> Exercise
Present every line in which the string "equity" appears.

○ ○ ○ ○ ○

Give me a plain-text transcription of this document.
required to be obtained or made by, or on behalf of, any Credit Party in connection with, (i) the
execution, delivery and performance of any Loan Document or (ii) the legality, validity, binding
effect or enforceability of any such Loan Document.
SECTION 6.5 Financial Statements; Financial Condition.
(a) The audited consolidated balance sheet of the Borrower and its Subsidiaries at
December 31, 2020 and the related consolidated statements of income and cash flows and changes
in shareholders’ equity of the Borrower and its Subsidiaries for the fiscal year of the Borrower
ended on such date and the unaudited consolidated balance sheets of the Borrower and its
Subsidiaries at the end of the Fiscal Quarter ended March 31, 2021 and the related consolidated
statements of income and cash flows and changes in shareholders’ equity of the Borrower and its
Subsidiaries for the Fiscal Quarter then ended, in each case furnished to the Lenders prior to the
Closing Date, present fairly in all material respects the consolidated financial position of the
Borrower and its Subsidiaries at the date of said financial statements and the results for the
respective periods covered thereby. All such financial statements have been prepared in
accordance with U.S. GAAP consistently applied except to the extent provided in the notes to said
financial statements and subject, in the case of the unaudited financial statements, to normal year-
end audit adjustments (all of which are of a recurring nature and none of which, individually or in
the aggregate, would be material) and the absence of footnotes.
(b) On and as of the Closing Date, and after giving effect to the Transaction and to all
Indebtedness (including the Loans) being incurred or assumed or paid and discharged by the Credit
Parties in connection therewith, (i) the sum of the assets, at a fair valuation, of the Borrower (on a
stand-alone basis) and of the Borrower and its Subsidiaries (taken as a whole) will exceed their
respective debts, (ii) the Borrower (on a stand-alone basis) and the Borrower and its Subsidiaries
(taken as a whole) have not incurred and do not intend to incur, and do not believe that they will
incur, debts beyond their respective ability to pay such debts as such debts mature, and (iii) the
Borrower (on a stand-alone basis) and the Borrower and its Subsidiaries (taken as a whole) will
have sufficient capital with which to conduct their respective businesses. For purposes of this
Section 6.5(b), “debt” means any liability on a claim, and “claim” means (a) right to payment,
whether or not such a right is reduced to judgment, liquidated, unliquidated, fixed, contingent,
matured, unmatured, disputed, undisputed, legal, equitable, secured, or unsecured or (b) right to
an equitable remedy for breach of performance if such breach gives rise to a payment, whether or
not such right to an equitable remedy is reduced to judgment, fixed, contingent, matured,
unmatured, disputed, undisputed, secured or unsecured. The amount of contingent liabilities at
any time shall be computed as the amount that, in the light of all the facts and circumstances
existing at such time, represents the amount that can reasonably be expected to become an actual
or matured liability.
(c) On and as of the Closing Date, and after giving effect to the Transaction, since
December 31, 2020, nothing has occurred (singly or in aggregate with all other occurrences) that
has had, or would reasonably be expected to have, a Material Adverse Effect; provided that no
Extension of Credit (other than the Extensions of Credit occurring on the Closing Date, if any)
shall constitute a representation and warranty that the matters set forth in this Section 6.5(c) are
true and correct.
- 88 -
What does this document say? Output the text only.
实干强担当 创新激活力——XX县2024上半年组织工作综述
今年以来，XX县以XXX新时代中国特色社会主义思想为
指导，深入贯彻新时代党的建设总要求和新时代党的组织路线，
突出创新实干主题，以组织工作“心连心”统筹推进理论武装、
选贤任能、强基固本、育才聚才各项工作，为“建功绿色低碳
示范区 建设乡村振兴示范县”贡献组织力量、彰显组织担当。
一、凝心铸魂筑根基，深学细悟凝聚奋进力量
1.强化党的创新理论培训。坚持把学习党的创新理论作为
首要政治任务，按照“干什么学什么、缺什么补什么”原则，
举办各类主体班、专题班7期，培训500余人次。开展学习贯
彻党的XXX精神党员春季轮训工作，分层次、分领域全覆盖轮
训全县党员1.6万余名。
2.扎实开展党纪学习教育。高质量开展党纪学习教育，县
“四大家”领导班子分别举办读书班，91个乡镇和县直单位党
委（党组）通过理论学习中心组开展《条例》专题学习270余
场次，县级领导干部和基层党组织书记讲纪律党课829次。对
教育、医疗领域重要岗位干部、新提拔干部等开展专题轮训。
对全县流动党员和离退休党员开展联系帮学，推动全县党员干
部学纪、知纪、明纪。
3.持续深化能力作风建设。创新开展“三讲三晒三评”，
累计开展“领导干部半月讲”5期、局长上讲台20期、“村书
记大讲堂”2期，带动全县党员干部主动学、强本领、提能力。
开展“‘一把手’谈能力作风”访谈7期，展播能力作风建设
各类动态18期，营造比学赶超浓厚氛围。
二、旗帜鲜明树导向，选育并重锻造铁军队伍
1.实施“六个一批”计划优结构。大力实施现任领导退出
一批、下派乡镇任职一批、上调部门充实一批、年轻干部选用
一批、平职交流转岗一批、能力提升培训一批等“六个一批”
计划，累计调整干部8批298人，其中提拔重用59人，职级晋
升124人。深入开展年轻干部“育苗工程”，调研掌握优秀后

○ ○ ○ ○ ○

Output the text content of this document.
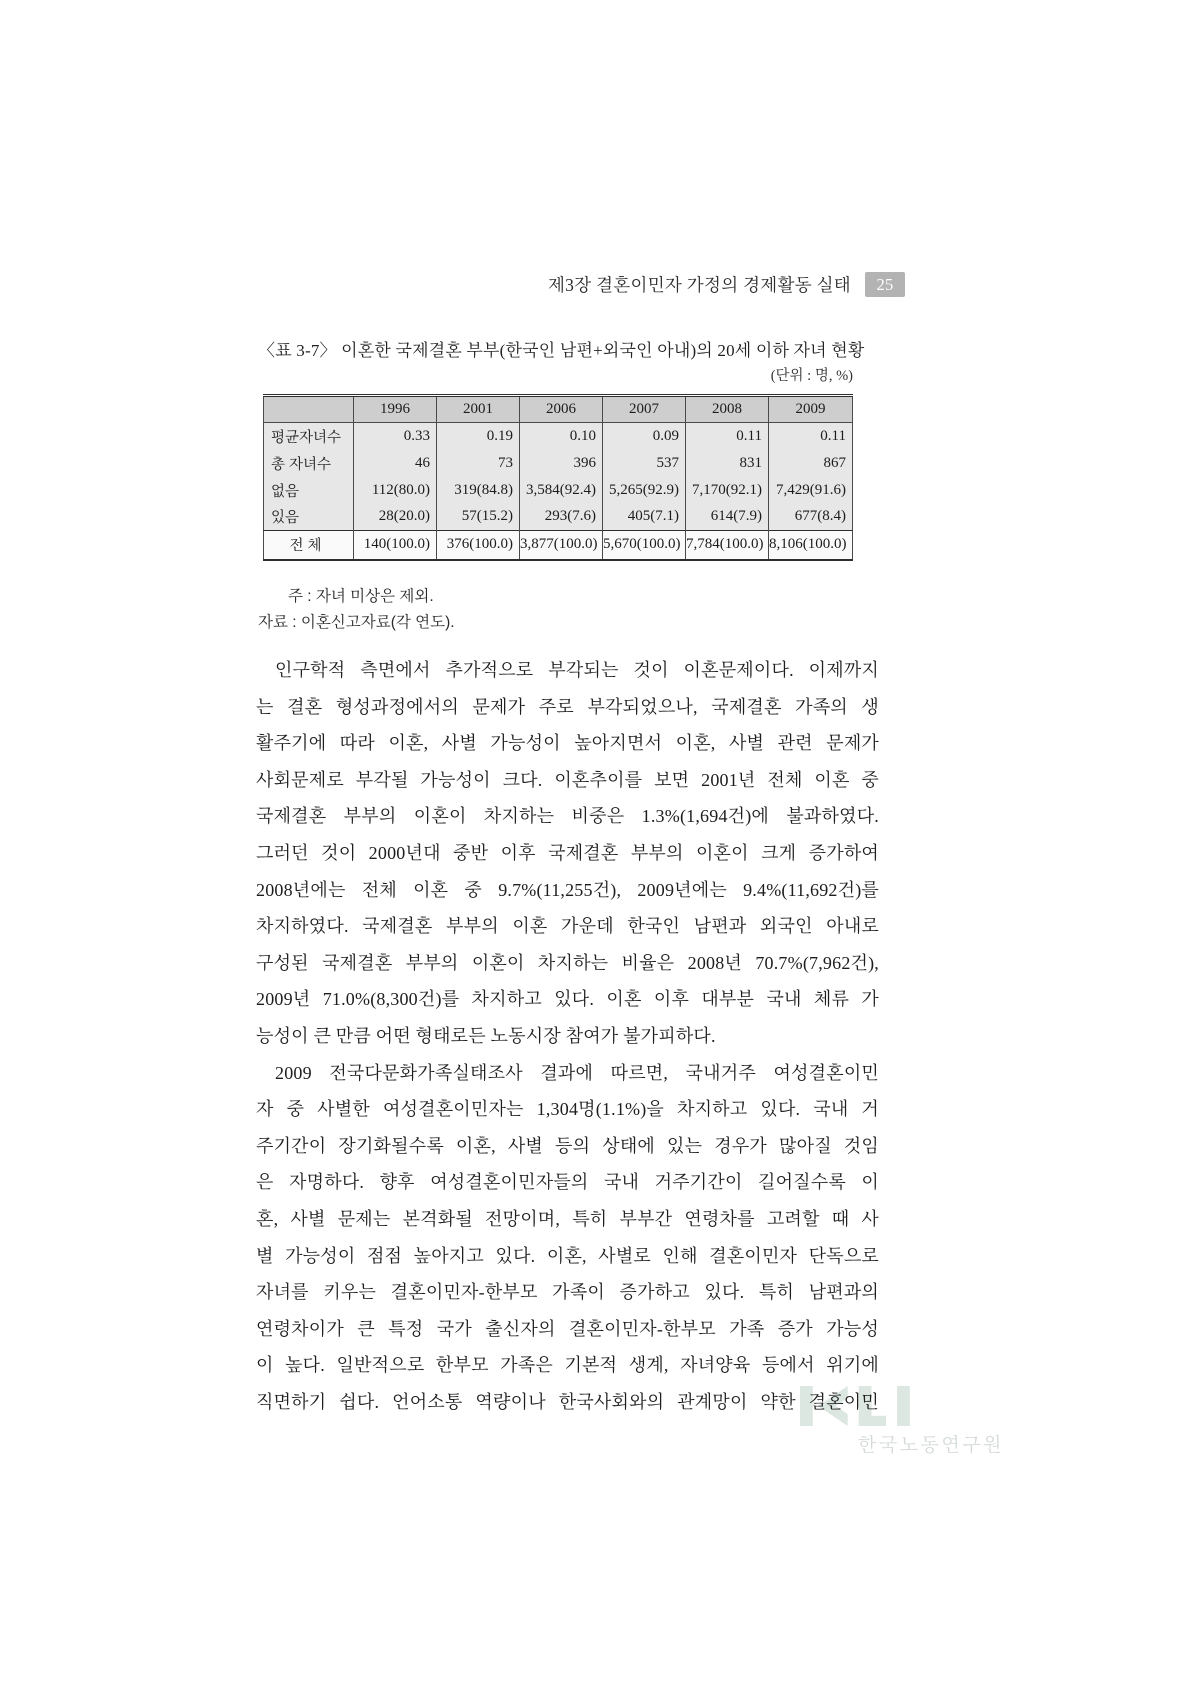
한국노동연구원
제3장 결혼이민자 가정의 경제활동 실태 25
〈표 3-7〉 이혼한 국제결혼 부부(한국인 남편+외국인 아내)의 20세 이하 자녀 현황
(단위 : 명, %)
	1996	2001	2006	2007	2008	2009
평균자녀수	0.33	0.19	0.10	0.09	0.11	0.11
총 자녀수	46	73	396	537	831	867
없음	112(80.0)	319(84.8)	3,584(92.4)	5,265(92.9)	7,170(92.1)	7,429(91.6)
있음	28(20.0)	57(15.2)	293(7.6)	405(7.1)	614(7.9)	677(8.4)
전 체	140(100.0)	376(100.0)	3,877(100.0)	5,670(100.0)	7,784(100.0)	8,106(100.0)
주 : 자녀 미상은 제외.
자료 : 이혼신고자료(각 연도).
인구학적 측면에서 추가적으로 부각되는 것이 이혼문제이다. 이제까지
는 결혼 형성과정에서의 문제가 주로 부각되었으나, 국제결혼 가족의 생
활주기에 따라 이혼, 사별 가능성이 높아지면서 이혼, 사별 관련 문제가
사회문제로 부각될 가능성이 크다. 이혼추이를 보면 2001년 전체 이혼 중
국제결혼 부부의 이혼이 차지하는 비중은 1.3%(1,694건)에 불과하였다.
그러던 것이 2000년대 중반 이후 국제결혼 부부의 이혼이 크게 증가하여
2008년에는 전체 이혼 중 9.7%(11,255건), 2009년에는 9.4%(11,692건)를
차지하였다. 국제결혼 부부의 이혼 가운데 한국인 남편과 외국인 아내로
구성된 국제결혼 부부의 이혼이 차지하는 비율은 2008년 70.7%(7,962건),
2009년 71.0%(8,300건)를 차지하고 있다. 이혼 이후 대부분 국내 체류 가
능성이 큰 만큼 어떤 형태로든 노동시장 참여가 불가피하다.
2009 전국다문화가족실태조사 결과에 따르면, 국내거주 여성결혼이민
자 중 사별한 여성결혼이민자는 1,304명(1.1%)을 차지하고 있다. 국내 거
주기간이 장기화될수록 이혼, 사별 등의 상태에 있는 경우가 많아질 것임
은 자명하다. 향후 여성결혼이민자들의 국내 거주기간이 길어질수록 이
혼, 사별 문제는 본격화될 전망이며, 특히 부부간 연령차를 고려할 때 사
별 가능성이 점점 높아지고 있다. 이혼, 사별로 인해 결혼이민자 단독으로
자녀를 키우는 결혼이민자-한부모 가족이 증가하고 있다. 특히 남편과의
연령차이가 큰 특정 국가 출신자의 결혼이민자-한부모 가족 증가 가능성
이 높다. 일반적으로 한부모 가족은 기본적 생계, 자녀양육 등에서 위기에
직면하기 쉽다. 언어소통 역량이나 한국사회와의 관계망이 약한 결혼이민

○ ○ ○ ○ ○

> Exercise result
in shareholders’ equity of the Borrower and its Subsidiaries for the fiscal year of the Borrower
statements of income and cash flows and changes in shareholders’ equity of the Borrower and its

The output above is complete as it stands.